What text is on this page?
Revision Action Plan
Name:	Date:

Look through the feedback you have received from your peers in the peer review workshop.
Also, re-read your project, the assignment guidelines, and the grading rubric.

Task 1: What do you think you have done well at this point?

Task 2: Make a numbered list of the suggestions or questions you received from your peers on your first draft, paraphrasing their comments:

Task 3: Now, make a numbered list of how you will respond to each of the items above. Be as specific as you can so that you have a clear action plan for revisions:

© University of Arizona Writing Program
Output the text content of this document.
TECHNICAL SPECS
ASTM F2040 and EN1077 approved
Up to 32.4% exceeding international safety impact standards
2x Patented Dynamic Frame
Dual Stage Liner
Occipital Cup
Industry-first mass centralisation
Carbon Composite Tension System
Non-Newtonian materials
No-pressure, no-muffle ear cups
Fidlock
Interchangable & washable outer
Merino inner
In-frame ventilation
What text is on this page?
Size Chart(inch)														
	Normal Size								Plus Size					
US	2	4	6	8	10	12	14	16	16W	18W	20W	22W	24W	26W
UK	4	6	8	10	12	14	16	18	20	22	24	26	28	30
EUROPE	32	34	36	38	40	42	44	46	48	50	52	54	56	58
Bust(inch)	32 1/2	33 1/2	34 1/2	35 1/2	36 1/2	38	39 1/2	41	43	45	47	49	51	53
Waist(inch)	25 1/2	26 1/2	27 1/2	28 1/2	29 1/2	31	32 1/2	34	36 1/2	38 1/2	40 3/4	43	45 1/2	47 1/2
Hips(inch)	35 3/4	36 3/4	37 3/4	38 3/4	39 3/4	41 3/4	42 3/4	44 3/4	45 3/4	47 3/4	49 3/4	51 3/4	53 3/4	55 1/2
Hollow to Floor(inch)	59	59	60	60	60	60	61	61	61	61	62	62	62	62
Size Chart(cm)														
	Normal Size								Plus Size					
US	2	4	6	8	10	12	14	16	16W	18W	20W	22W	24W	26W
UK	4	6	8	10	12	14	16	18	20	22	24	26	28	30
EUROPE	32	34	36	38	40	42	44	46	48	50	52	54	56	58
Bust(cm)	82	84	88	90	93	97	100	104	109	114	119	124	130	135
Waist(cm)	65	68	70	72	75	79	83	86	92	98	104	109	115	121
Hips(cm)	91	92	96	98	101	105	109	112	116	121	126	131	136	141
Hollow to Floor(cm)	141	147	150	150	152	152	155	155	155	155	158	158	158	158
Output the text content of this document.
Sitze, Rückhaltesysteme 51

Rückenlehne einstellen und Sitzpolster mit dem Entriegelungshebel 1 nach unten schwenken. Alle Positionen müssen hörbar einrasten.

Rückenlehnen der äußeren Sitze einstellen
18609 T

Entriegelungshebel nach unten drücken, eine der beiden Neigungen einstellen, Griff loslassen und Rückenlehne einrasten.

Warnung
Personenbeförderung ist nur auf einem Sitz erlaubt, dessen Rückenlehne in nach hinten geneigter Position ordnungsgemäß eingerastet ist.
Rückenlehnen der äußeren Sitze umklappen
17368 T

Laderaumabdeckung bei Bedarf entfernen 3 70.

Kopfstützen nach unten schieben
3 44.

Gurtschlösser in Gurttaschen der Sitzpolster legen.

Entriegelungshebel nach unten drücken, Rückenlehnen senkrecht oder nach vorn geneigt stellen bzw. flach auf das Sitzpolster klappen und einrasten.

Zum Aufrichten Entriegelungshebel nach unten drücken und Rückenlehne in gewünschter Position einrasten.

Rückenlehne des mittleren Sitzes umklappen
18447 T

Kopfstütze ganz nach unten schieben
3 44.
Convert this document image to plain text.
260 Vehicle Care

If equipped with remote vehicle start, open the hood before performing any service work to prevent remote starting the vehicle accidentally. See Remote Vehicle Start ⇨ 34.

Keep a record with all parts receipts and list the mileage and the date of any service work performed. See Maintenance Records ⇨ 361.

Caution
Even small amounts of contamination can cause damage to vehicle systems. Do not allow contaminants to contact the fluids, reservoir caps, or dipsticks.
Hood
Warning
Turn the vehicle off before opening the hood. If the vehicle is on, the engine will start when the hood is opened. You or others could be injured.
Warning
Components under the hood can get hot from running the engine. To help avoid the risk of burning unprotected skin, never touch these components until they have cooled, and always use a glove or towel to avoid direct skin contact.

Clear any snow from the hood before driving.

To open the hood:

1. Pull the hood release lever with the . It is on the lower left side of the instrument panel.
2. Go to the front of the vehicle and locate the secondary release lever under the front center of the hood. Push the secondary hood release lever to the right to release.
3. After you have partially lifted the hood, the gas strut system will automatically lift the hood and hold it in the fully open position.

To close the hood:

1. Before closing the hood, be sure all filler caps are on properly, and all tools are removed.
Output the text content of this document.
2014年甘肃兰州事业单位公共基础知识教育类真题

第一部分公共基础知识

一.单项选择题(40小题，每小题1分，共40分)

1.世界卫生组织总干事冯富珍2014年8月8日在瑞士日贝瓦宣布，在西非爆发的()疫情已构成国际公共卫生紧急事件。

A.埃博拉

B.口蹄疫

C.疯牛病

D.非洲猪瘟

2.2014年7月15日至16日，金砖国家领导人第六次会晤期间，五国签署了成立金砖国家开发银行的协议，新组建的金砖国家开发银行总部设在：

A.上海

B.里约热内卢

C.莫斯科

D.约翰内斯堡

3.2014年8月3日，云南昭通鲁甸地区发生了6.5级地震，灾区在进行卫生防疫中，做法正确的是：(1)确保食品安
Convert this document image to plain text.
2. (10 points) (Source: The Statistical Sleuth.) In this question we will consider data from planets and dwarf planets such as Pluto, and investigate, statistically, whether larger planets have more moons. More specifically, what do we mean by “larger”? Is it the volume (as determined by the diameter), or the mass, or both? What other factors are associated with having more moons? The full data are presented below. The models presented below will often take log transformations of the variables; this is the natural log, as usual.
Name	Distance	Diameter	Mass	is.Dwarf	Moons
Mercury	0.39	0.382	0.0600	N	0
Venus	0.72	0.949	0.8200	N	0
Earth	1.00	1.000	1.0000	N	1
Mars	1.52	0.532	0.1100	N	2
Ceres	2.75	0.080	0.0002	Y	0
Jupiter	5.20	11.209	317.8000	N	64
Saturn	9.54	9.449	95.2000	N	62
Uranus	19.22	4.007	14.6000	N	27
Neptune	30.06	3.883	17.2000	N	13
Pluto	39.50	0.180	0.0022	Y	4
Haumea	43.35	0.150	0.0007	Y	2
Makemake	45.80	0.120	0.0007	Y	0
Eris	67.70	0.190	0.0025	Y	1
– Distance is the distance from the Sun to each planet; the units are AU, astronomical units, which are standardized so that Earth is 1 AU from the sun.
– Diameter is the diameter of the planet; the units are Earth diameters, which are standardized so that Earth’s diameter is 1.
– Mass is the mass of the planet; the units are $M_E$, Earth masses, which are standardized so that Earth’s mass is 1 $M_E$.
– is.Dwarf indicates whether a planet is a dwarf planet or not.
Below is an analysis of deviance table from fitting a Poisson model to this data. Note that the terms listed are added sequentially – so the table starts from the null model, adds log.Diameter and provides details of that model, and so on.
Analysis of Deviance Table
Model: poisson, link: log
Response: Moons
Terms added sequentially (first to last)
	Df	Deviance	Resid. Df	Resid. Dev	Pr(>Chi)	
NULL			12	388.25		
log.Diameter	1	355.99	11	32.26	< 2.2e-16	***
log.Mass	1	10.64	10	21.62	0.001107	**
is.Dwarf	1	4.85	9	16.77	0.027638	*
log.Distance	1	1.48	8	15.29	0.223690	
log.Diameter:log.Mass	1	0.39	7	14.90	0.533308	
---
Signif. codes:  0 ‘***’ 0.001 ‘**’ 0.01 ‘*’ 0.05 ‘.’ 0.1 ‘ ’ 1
|---|
■ What the task requires:
Pull out all lines from the entries above that include the word "engine".

■ Reply to the task:
Turn the vehicle off before opening the hood. If the vehicle is on, the engine will start when the hood is opened. You or others could be injured.
Components under the hood can get hot from running the engine. To help avoid the risk of burning unprotected skin, never touch these components until they have cooled, and always use a glove or towel to avoid direct skin contact.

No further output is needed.